* **WHAT THE TASK ASKS**
Go through the listing and copy each line with the string "masyarakat".

[BEGIN DATA SHOWN]

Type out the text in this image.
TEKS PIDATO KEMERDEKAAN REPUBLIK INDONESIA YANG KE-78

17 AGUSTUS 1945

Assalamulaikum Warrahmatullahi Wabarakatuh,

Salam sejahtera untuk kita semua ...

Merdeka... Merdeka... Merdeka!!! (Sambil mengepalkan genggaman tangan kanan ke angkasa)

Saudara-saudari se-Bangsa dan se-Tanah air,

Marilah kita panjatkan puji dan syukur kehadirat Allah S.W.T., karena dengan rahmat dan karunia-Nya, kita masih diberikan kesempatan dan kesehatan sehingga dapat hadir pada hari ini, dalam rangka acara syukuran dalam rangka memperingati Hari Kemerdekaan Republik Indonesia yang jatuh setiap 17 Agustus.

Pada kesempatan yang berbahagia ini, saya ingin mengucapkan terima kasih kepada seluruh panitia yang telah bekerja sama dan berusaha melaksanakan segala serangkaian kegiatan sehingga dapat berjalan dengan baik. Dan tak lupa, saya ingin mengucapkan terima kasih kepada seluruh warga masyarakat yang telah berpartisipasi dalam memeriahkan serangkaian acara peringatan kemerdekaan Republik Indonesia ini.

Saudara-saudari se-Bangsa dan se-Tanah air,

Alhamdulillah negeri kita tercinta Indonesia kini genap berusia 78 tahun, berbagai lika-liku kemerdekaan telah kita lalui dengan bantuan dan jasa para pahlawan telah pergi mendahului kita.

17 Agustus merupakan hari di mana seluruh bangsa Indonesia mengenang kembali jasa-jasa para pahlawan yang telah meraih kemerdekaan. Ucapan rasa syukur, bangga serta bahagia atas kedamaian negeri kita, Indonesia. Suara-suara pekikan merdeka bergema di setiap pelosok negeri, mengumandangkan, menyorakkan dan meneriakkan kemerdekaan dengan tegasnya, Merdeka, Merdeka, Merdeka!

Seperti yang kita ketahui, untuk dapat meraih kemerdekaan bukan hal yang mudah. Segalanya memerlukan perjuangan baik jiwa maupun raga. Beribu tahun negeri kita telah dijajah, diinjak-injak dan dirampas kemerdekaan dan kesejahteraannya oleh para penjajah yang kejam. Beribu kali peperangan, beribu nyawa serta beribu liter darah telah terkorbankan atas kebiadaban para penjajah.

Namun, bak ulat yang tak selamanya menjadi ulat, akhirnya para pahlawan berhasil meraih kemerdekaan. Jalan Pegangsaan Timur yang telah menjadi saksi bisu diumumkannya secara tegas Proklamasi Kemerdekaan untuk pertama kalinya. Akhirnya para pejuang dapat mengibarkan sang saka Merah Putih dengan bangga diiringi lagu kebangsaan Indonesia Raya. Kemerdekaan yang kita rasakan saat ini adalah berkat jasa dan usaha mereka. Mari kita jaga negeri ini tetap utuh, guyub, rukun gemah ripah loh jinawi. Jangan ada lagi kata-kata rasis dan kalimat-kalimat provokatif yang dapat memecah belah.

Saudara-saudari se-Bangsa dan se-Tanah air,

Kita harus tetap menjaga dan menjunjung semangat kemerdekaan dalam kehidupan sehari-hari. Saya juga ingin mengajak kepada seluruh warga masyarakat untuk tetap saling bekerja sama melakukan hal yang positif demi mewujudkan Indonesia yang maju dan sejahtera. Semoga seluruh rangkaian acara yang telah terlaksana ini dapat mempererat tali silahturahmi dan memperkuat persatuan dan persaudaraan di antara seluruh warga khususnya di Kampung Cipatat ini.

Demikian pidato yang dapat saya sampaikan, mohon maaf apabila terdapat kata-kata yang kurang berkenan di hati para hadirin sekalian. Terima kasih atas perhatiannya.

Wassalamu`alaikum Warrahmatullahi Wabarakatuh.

[END DATA SHOWN]

* **REPLY TO THE EXERCISE**
Pada kesempatan yang berbahagia ini, saya ingin mengucapkan terima kasih kepada seluruh panitia yang telah bekerja sama dan berusaha melaksanakan segala serangkaian kegiatan sehingga dapat berjalan dengan baik. Dan tak lupa, saya ingin mengucapkan terima kasih kepada seluruh warga masyarakat yang telah berpartisipasi dalam memeriahkan serangkaian acara peringatan kemerdekaan Republik Indonesia ini.
Kita harus tetap menjaga dan menjunjung semangat kemerdekaan dalam kehidupan sehari-hari. Saya juga ingin mengajak kepada seluruh warga masyarakat untuk tetap saling bekerja sama melakukan hal yang positif demi mewujudkan Indonesia yang maju dan sejahtera. Semoga seluruh rangkaian acara yang telah terlaksana ini dapat mempererat tali silahturahmi dan memperkuat persatuan dan persaudaraan di antara seluruh warga khususnya di Kampung Cipatat ini.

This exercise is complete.